Work to be completed:
Collect all lines below with the string "ἦταν".

***** Data supplied *****

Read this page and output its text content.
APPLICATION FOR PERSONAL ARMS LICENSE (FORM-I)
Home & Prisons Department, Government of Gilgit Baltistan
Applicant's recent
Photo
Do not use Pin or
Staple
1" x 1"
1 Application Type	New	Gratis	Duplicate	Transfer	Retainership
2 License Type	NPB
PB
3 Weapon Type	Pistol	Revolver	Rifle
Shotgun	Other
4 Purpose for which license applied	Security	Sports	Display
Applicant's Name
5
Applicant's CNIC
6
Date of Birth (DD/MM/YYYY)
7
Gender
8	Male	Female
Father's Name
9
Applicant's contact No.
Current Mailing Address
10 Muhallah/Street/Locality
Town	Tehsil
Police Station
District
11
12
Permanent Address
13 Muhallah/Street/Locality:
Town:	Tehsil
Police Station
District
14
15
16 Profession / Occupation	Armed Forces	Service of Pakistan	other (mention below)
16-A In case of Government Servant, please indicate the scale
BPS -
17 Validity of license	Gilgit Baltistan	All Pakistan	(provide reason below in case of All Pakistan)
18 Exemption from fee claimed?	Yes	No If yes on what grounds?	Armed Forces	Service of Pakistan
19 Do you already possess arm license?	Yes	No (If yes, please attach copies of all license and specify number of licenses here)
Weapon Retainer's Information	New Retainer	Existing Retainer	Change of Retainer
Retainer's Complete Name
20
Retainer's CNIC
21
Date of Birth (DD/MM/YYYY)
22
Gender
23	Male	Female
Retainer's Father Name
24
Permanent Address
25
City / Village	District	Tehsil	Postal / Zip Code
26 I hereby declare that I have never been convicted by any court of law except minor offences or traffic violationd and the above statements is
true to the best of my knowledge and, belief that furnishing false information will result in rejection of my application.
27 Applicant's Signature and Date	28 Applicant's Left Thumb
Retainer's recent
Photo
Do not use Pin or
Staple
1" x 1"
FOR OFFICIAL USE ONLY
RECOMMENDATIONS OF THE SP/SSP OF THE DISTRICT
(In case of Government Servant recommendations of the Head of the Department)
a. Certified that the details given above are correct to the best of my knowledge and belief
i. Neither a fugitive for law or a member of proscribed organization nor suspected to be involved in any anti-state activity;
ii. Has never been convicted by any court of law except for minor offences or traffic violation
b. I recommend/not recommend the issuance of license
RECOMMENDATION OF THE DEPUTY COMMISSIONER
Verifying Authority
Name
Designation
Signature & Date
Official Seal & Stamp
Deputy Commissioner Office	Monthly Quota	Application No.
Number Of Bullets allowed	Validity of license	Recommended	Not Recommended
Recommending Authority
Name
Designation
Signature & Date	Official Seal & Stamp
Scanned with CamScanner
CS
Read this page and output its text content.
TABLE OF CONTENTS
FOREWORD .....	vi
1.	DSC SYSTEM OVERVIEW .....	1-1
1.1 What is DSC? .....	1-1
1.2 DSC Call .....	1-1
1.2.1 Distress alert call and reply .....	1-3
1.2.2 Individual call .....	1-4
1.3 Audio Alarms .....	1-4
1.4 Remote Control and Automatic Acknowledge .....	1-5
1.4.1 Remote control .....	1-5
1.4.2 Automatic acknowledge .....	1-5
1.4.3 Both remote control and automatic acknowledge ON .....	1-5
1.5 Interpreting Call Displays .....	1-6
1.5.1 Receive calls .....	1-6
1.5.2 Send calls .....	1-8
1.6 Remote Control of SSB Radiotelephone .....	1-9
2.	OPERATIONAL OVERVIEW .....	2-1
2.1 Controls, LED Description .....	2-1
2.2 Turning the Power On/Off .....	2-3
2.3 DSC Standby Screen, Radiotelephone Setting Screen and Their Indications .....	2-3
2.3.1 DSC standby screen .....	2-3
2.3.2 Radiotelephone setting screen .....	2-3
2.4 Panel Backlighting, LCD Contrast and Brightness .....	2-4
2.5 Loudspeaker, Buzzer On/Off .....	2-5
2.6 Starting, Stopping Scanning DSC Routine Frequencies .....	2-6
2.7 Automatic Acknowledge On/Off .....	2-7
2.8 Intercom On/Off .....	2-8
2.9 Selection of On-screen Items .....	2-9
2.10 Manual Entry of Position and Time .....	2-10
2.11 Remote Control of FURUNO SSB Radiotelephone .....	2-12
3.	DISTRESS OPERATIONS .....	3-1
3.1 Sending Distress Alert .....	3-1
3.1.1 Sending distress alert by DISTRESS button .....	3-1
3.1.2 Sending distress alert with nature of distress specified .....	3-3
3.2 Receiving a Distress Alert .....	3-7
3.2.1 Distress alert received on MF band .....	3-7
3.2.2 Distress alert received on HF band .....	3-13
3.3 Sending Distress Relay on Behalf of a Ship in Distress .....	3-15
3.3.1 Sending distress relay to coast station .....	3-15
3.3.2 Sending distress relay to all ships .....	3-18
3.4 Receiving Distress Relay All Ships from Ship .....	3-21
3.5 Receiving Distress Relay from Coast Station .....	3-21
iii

*****
***** Data supplied *****

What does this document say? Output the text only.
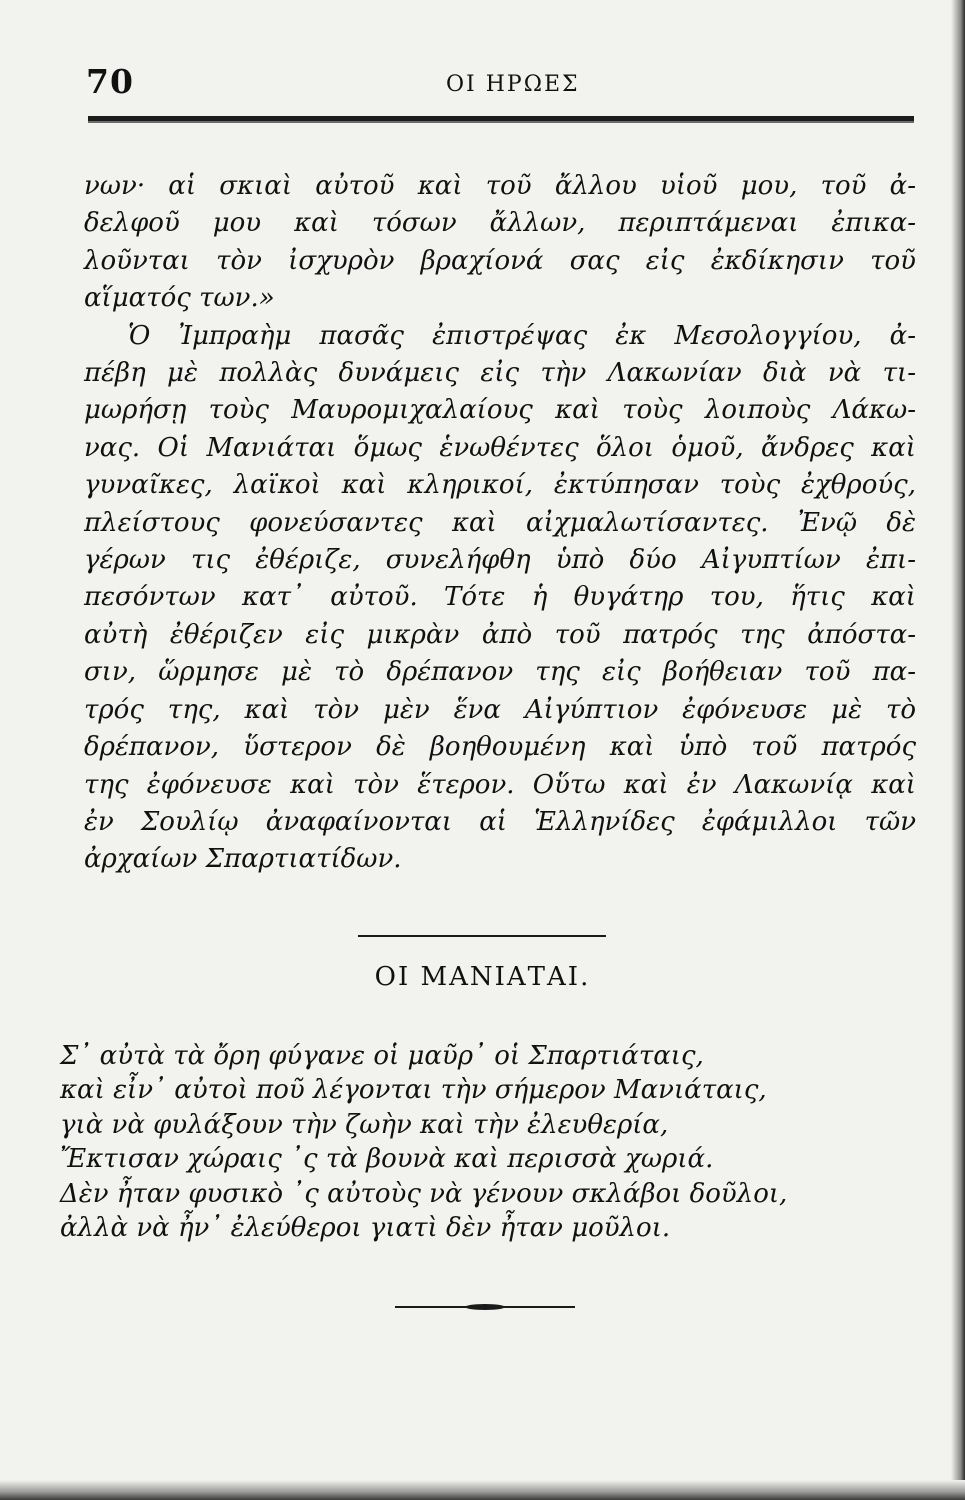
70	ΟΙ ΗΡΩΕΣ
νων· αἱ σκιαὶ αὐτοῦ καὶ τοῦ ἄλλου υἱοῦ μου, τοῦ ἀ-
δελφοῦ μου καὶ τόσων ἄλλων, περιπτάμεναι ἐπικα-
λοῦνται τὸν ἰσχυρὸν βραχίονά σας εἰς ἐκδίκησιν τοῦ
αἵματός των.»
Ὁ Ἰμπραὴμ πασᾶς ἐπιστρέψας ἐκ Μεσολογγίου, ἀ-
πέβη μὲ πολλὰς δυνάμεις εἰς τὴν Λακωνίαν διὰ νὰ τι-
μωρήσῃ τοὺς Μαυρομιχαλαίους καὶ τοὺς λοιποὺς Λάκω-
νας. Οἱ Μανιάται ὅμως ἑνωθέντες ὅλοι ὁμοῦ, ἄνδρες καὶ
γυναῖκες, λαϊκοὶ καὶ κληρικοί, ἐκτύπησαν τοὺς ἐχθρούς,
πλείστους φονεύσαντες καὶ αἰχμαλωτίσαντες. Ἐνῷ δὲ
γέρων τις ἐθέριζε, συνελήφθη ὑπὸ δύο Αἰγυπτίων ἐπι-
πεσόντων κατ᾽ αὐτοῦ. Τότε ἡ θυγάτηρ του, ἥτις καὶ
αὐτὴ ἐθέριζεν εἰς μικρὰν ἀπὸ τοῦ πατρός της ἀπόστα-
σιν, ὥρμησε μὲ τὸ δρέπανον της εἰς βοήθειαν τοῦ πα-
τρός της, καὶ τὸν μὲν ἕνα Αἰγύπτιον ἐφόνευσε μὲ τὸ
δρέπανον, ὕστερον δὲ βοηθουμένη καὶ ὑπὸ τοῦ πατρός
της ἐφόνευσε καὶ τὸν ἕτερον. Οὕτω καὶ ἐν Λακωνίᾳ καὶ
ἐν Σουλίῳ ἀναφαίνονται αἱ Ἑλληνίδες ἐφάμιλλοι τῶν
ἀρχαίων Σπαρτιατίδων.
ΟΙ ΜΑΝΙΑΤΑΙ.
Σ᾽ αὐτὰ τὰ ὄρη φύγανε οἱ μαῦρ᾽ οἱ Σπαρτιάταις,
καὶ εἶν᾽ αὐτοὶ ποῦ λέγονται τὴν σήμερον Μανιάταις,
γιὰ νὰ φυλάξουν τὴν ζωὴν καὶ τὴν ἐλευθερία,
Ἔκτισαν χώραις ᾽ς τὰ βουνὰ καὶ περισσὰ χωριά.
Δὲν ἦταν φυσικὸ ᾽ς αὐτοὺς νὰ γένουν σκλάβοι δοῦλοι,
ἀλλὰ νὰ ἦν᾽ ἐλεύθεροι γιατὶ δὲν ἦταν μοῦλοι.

*****

Answer to this problem:
Δὲν ἦταν φυσικὸ ᾽ς αὐτοὺς νὰ γένουν σκλάβοι δοῦλοι,
ἀλλὰ νὰ ἦν᾽ ἐλεύθεροι γιατὶ δὲν ἦταν μοῦλοι.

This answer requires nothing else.